■ WHAT YOU WILL DO: Check each line of the records below and collect those that include the word "this".

>> START DATA PROVIDED

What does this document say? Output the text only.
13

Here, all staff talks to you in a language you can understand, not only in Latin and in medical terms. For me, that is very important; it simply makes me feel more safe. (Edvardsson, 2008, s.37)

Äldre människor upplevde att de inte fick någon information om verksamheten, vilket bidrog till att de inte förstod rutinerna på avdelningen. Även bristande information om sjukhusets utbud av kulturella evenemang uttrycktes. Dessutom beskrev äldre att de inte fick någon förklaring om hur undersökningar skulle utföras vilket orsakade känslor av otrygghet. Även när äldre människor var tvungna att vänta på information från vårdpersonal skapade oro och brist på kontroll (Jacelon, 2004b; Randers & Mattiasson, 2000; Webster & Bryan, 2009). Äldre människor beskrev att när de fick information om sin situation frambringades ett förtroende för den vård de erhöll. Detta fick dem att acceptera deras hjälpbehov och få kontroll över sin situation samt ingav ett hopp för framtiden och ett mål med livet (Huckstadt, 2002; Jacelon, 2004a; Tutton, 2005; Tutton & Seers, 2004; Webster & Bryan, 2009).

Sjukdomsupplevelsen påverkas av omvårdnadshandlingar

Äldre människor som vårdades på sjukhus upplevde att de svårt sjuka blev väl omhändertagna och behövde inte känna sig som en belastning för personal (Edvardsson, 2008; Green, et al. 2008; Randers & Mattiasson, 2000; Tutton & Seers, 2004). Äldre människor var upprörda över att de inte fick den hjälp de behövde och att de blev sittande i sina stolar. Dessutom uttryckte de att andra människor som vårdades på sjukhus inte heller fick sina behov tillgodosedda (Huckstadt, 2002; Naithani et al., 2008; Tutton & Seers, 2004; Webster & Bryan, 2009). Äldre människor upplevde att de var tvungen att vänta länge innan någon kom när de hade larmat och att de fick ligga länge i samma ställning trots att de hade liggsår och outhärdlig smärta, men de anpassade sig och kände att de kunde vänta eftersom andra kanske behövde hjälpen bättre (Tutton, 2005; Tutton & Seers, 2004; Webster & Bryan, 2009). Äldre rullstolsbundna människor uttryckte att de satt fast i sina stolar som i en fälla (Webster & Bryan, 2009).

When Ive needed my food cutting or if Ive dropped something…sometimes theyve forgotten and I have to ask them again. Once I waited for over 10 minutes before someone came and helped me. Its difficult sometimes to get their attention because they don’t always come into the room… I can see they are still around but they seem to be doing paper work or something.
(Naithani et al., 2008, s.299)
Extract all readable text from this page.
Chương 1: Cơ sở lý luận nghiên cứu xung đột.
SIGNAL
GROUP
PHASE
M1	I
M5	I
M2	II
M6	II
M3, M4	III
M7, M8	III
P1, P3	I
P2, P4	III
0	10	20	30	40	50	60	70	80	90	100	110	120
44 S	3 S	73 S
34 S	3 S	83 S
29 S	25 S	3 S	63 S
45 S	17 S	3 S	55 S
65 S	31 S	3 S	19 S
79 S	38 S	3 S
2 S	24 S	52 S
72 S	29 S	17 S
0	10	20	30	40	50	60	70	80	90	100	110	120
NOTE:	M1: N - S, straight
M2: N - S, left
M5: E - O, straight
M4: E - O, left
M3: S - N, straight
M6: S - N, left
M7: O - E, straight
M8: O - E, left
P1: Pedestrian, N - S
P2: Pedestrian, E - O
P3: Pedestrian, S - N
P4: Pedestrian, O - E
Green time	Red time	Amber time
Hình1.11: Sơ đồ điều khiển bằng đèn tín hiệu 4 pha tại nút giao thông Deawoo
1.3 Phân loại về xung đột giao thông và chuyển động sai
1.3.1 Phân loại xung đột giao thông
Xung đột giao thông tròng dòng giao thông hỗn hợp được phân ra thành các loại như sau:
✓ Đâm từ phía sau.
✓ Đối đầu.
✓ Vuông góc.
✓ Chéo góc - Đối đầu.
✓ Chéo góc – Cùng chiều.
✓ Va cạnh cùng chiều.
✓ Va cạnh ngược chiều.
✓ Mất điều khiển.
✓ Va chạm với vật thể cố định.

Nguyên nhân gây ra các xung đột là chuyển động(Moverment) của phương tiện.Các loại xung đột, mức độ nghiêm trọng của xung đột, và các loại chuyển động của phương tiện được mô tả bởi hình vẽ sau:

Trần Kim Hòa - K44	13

>> END DATA PROVIDED

■ EXERCISE RESULT:
What does this document say? Output the text only.
Extract all readable text from this page.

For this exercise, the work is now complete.